(Stored data)
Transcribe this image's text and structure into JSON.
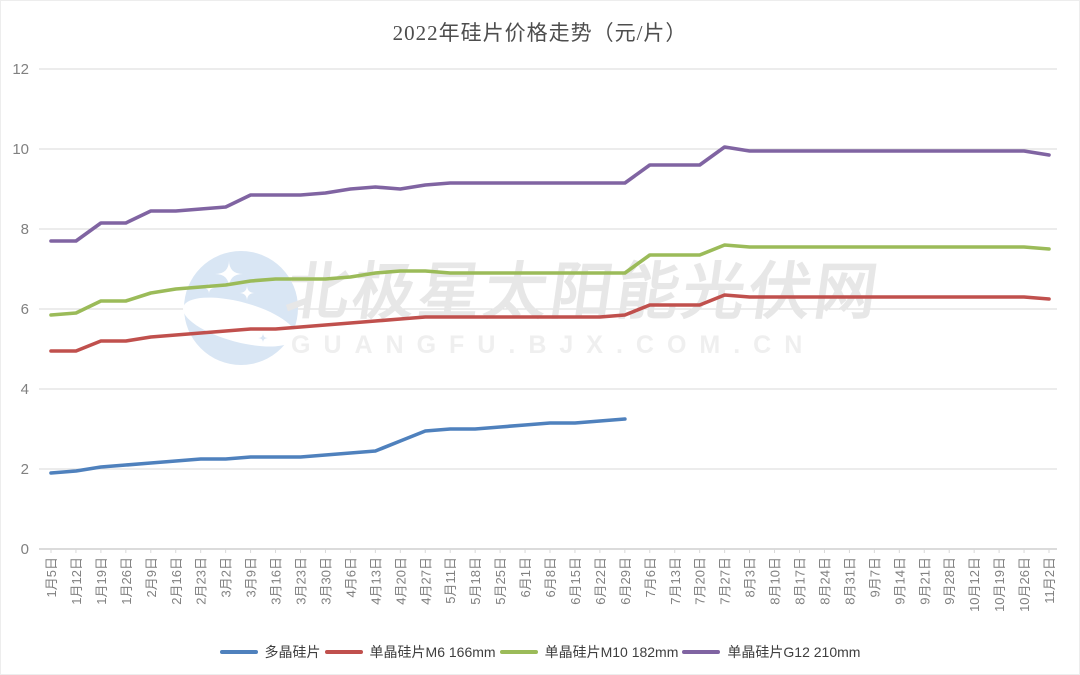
{
  "title": "2022年硅片价格走势（元/片）",
  "watermark": {
    "logo": "bjx-star-moon-logo",
    "line1": "北极星太阳能光伏网",
    "line2": "GUANGFU.BJX.COM.CN",
    "text1_color": "#e7e7e7",
    "text2_color": "#efefef",
    "logo_color": "#d9e6f4"
  },
  "axes": {
    "yticks": [
      "0",
      "2",
      "4",
      "6",
      "8",
      "10",
      "12"
    ],
    "axis_label_color": "#808080",
    "gridline_color": "#d9d9d9",
    "zeroline_color": "#b7b7b7"
  },
  "chart_data": {
    "type": "line",
    "title": "2022年硅片价格走势（元/片）",
    "ylim": [
      0,
      12
    ],
    "ytick_step": 2,
    "grid": "horizontal",
    "legend_position": "bottom",
    "categories": [
      "1月5日",
      "1月12日",
      "1月19日",
      "1月26日",
      "2月9日",
      "2月16日",
      "2月23日",
      "3月2日",
      "3月9日",
      "3月16日",
      "3月23日",
      "3月30日",
      "4月6日",
      "4月13日",
      "4月20日",
      "4月27日",
      "5月11日",
      "5月18日",
      "5月25日",
      "6月1日",
      "6月8日",
      "6月15日",
      "6月22日",
      "6月29日",
      "7月6日",
      "7月13日",
      "7月20日",
      "7月27日",
      "8月3日",
      "8月10日",
      "8月17日",
      "8月24日",
      "8月31日",
      "9月7日",
      "9月14日",
      "9月21日",
      "9月28日",
      "10月12日",
      "10月19日",
      "10月26日",
      "11月2日"
    ],
    "series": [
      {
        "name": "多晶硅片",
        "color": "#4F81BD",
        "values": [
          1.9,
          1.95,
          2.05,
          2.1,
          2.15,
          2.2,
          2.25,
          2.25,
          2.3,
          2.3,
          2.3,
          2.35,
          2.4,
          2.45,
          2.7,
          2.95,
          3.0,
          3.0,
          3.05,
          3.1,
          3.15,
          3.15,
          3.2,
          3.25
        ]
      },
      {
        "name": "单晶硅片M6 166mm",
        "color": "#C0504D",
        "values": [
          4.95,
          4.95,
          5.2,
          5.2,
          5.3,
          5.35,
          5.4,
          5.45,
          5.5,
          5.5,
          5.55,
          5.6,
          5.65,
          5.7,
          5.75,
          5.8,
          5.8,
          5.8,
          5.8,
          5.8,
          5.8,
          5.8,
          5.8,
          5.85,
          6.1,
          6.1,
          6.1,
          6.35,
          6.3,
          6.3,
          6.3,
          6.3,
          6.3,
          6.3,
          6.3,
          6.3,
          6.3,
          6.3,
          6.3,
          6.3,
          6.25
        ]
      },
      {
        "name": "单晶硅片M10 182mm",
        "color": "#9BBB59",
        "values": [
          5.85,
          5.9,
          6.2,
          6.2,
          6.4,
          6.5,
          6.55,
          6.6,
          6.7,
          6.75,
          6.75,
          6.75,
          6.8,
          6.9,
          6.95,
          6.95,
          6.9,
          6.9,
          6.9,
          6.9,
          6.9,
          6.9,
          6.9,
          6.9,
          7.35,
          7.35,
          7.35,
          7.6,
          7.55,
          7.55,
          7.55,
          7.55,
          7.55,
          7.55,
          7.55,
          7.55,
          7.55,
          7.55,
          7.55,
          7.55,
          7.5
        ]
      },
      {
        "name": "单晶硅片G12 210mm",
        "color": "#8064A2",
        "values": [
          7.7,
          7.7,
          8.15,
          8.15,
          8.45,
          8.45,
          8.5,
          8.55,
          8.85,
          8.85,
          8.85,
          8.9,
          9.0,
          9.05,
          9.0,
          9.1,
          9.15,
          9.15,
          9.15,
          9.15,
          9.15,
          9.15,
          9.15,
          9.15,
          9.6,
          9.6,
          9.6,
          10.05,
          9.95,
          9.95,
          9.95,
          9.95,
          9.95,
          9.95,
          9.95,
          9.95,
          9.95,
          9.95,
          9.95,
          9.95,
          9.85
        ]
      }
    ]
  }
}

# [TO BE DONE]
Take the listing and print it again exactly, but without any pictures.

# [ANSWER FOR THE TASK]
Transcribe this image's text and structure into JSON.
{
  "title": "2022年硅片价格走势（元/片）",
  "watermark": {
    "logo": "bjx-star-moon-logo",
    "line1": "北极星太阳能光伏网",
    "line2": "GUANGFU.BJX.COM.CN",
    "text1_color": "#e7e7e7",
    "text2_color": "#efefef",
    "logo_color": "#d9e6f4"
  },
  "axes": {
    "yticks": [
      "0",
      "2",
      "4",
      "6",
      "8",
      "10",
      "12"
    ],
    "axis_label_color": "#808080",
    "gridline_color": "#d9d9d9",
    "zeroline_color": "#b7b7b7"
  },
  "chart_data": {
    "type": "line",
    "title": "2022年硅片价格走势（元/片）",
    "ylim": [
      0,
      12
    ],
    "ytick_step": 2,
    "grid": "horizontal",
    "legend_position": "bottom",
    "categories": [
      "1月5日",
      "1月12日",
      "1月19日",
      "1月26日",
      "2月9日",
      "2月16日",
      "2月23日",
      "3月2日",
      "3月9日",
      "3月16日",
      "3月23日",
      "3月30日",
      "4月6日",
      "4月13日",
      "4月20日",
      "4月27日",
      "5月11日",
      "5月18日",
      "5月25日",
      "6月1日",
      "6月8日",
      "6月15日",
      "6月22日",
      "6月29日",
      "7月6日",
      "7月13日",
      "7月20日",
      "7月27日",
      "8月3日",
      "8月10日",
      "8月17日",
      "8月24日",
      "8月31日",
      "9月7日",
      "9月14日",
      "9月21日",
      "9月28日",
      "10月12日",
      "10月19日",
      "10月26日",
      "11月2日"
    ],
    "series": [
      {
        "name": "多晶硅片",
        "color": "#4F81BD",
        "values": [
          1.9,
          1.95,
          2.05,
          2.1,
          2.15,
          2.2,
          2.25,
          2.25,
          2.3,
          2.3,
          2.3,
          2.35,
          2.4,
          2.45,
          2.7,
          2.95,
          3.0,
          3.0,
          3.05,
          3.1,
          3.15,
          3.15,
          3.2,
          3.25
        ]
      },
      {
        "name": "单晶硅片M6 166mm",
        "color": "#C0504D",
        "values": [
          4.95,
          4.95,
          5.2,
          5.2,
          5.3,
          5.35,
          5.4,
          5.45,
          5.5,
          5.5,
          5.55,
          5.6,
          5.65,
          5.7,
          5.75,
          5.8,
          5.8,
          5.8,
          5.8,
          5.8,
          5.8,
          5.8,
          5.8,
          5.85,
          6.1,
          6.1,
          6.1,
          6.35,
          6.3,
          6.3,
          6.3,
          6.3,
          6.3,
          6.3,
          6.3,
          6.3,
          6.3,
          6.3,
          6.3,
          6.3,
          6.25
        ]
      },
      {
        "name": "单晶硅片M10 182mm",
        "color": "#9BBB59",
        "values": [
          5.85,
          5.9,
          6.2,
          6.2,
          6.4,
          6.5,
          6.55,
          6.6,
          6.7,
          6.75,
          6.75,
          6.75,
          6.8,
          6.9,
          6.95,
          6.95,
          6.9,
          6.9,
          6.9,
          6.9,
          6.9,
          6.9,
          6.9,
          6.9,
          7.35,
          7.35,
          7.35,
          7.6,
          7.55,
          7.55,
          7.55,
          7.55,
          7.55,
          7.55,
          7.55,
          7.55,
          7.55,
          7.55,
          7.55,
          7.55,
          7.5
        ]
      },
      {
        "name": "单晶硅片G12 210mm",
        "color": "#8064A2",
        "values": [
          7.7,
          7.7,
          8.15,
          8.15,
          8.45,
          8.45,
          8.5,
          8.55,
          8.85,
          8.85,
          8.85,
          8.9,
          9.0,
          9.05,
          9.0,
          9.1,
          9.15,
          9.15,
          9.15,
          9.15,
          9.15,
          9.15,
          9.15,
          9.15,
          9.6,
          9.6,
          9.6,
          10.05,
          9.95,
          9.95,
          9.95,
          9.95,
          9.95,
          9.95,
          9.95,
          9.95,
          9.95,
          9.95,
          9.95,
          9.95,
          9.85
        ]
      }
    ]
  }
}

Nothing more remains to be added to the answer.